§ **Records**:

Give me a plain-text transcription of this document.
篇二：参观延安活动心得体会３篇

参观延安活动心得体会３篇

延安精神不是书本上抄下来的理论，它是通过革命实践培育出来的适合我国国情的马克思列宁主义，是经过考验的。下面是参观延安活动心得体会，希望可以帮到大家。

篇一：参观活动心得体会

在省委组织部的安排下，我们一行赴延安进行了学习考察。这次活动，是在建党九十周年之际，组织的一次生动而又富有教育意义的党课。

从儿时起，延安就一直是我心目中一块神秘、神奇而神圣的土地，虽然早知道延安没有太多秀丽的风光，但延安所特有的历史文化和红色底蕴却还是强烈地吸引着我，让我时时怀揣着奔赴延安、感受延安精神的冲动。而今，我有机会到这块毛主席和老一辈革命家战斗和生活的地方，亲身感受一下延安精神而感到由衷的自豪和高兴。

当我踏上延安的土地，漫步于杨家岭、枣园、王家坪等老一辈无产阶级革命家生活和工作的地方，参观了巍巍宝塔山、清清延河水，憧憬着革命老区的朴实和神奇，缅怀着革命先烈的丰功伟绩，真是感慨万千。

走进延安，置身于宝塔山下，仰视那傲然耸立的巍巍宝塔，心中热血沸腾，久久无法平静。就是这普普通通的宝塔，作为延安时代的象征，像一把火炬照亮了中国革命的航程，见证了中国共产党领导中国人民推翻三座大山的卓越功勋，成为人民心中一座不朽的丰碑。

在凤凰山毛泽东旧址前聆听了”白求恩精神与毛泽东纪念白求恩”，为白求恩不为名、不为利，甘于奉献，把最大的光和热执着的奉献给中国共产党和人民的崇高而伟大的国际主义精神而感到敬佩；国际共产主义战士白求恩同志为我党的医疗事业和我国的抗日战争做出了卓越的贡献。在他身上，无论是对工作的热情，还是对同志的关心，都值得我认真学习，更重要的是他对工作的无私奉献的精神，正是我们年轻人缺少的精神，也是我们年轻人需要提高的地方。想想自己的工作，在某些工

§ **EXERCISE**:
Produce a verbatim transcription of the entries above.

§ **THE REPLY**:
Give me a plain-text transcription of this document.
篇二：参观延安活动心得体会３篇

参观延安活动心得体会３篇

延安精神不是书本上抄下来的理论，它是通过革命实践培育出来的适合我国国情的马克思列宁主义，是经过考验的。下面是参观延安活动心得体会，希望可以帮到大家。

篇一：参观活动心得体会

在省委组织部的安排下，我们一行赴延安进行了学习考察。这次活动，是在建党九十周年之际，组织的一次生动而又富有教育意义的党课。

从儿时起，延安就一直是我心目中一块神秘、神奇而神圣的土地，虽然早知道延安没有太多秀丽的风光，但延安所特有的历史文化和红色底蕴却还是强烈地吸引着我，让我时时怀揣着奔赴延安、感受延安精神的冲动。而今，我有机会到这块毛主席和老一辈革命家战斗和生活的地方，亲身感受一下延安精神而感到由衷的自豪和高兴。

当我踏上延安的土地，漫步于杨家岭、枣园、王家坪等老一辈无产阶级革命家生活和工作的地方，参观了巍巍宝塔山、清清延河水，憧憬着革命老区的朴实和神奇，缅怀着革命先烈的丰功伟绩，真是感慨万千。

走进延安，置身于宝塔山下，仰视那傲然耸立的巍巍宝塔，心中热血沸腾，久久无法平静。就是这普普通通的宝塔，作为延安时代的象征，像一把火炬照亮了中国革命的航程，见证了中国共产党领导中国人民推翻三座大山的卓越功勋，成为人民心中一座不朽的丰碑。

在凤凰山毛泽东旧址前聆听了”白求恩精神与毛泽东纪念白求恩”，为白求恩不为名、不为利，甘于奉献，把最大的光和热执着的奉献给中国共产党和人民的崇高而伟大的国际主义精神而感到敬佩；国际共产主义战士白求恩同志为我党的医疗事业和我国的抗日战争做出了卓越的贡献。在他身上，无论是对工作的热情，还是对同志的关心，都值得我认真学习，更重要的是他对工作的无私奉献的精神，正是我们年轻人缺少的精神，也是我们年轻人需要提高的地方。想想自己的工作，在某些工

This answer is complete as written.